Stored entries
****
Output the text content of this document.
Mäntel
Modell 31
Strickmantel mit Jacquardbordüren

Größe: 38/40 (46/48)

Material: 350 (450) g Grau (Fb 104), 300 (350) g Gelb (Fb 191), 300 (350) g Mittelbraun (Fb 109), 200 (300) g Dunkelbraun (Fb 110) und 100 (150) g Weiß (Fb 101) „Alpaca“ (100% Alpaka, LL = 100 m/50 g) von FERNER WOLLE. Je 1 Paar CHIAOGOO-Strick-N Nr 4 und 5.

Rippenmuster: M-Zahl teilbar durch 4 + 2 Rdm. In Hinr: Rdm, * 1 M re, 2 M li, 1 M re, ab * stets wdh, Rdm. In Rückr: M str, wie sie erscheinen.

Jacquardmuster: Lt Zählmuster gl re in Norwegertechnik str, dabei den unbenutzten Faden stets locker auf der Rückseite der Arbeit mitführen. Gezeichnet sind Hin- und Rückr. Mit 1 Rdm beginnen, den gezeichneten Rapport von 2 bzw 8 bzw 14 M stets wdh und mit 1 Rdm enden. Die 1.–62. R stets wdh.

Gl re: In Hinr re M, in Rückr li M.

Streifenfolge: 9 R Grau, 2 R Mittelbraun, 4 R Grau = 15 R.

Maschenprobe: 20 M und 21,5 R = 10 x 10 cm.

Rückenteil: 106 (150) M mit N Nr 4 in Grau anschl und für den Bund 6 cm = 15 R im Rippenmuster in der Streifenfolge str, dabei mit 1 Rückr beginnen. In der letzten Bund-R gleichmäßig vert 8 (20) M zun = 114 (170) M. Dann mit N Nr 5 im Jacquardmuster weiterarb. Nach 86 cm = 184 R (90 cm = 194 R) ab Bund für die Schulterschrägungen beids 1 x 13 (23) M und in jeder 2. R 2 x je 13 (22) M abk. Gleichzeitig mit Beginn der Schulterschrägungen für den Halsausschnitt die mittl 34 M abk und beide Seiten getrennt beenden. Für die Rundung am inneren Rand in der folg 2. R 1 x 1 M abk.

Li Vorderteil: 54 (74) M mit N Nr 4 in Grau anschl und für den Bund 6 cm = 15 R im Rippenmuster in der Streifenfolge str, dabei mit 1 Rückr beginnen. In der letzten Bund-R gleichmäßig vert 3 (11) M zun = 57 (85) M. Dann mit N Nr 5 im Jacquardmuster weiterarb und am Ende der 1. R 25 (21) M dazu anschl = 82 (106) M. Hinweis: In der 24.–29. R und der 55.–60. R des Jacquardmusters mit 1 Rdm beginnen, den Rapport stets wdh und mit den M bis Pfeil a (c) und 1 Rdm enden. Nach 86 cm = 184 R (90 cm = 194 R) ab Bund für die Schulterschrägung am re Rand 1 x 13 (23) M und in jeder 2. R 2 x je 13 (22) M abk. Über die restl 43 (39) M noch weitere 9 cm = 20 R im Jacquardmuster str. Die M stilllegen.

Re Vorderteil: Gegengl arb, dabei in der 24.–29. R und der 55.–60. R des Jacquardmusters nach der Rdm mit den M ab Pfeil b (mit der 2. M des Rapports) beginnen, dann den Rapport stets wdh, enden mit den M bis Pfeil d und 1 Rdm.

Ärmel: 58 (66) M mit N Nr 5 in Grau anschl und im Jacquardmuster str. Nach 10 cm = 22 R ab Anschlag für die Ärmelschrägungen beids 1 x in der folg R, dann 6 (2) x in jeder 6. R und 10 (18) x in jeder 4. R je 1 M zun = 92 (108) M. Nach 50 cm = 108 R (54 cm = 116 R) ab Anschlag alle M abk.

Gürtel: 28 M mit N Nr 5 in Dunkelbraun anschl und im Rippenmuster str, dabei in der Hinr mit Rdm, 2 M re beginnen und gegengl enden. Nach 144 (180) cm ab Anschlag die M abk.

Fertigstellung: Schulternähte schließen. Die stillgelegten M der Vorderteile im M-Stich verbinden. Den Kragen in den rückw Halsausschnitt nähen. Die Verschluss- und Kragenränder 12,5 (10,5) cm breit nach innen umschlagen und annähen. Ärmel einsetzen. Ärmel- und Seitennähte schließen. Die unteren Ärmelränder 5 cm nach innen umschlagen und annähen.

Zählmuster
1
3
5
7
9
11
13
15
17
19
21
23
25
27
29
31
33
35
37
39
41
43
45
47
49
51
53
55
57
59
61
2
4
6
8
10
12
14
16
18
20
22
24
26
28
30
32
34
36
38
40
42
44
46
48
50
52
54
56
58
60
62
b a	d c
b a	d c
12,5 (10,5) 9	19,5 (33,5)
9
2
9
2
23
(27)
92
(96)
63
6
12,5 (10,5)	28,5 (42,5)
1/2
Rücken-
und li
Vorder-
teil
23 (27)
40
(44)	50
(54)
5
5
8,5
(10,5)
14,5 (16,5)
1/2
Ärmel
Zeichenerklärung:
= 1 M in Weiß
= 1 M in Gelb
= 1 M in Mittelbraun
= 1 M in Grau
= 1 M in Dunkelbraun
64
****
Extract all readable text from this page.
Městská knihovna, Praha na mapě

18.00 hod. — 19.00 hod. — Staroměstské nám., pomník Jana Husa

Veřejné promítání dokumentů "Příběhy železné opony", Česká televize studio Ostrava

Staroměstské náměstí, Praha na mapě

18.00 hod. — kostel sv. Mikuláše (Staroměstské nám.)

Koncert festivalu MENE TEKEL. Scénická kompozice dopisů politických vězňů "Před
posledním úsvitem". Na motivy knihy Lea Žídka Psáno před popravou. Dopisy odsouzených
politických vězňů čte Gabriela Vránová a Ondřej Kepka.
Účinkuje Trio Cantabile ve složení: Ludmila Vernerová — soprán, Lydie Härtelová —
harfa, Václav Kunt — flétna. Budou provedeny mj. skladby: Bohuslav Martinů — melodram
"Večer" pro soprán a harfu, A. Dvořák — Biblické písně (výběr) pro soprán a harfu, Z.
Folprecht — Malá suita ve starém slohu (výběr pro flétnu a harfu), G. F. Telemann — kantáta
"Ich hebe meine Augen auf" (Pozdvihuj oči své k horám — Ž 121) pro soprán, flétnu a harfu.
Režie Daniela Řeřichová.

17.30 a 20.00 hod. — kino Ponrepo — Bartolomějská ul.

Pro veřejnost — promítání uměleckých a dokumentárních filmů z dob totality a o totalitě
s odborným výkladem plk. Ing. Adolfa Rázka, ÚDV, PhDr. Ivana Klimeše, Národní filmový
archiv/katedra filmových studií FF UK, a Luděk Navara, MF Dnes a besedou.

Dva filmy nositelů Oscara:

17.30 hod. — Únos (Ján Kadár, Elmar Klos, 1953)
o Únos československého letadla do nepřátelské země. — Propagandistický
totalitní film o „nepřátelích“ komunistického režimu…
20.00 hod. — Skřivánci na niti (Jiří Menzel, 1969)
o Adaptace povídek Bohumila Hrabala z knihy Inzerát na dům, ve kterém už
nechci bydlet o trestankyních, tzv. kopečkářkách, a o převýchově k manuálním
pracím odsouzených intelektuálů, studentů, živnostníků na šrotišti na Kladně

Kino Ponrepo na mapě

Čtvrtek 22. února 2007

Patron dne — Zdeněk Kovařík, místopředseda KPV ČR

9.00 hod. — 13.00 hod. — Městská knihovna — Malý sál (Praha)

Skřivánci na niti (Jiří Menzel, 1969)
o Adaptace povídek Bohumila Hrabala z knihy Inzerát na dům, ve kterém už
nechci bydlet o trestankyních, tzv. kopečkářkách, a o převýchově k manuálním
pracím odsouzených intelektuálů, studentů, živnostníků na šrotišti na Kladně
****
(What this task involves)
Go through the material above and count the lines that include "vězňů". Give the number alone.

(Result for this exercise)
2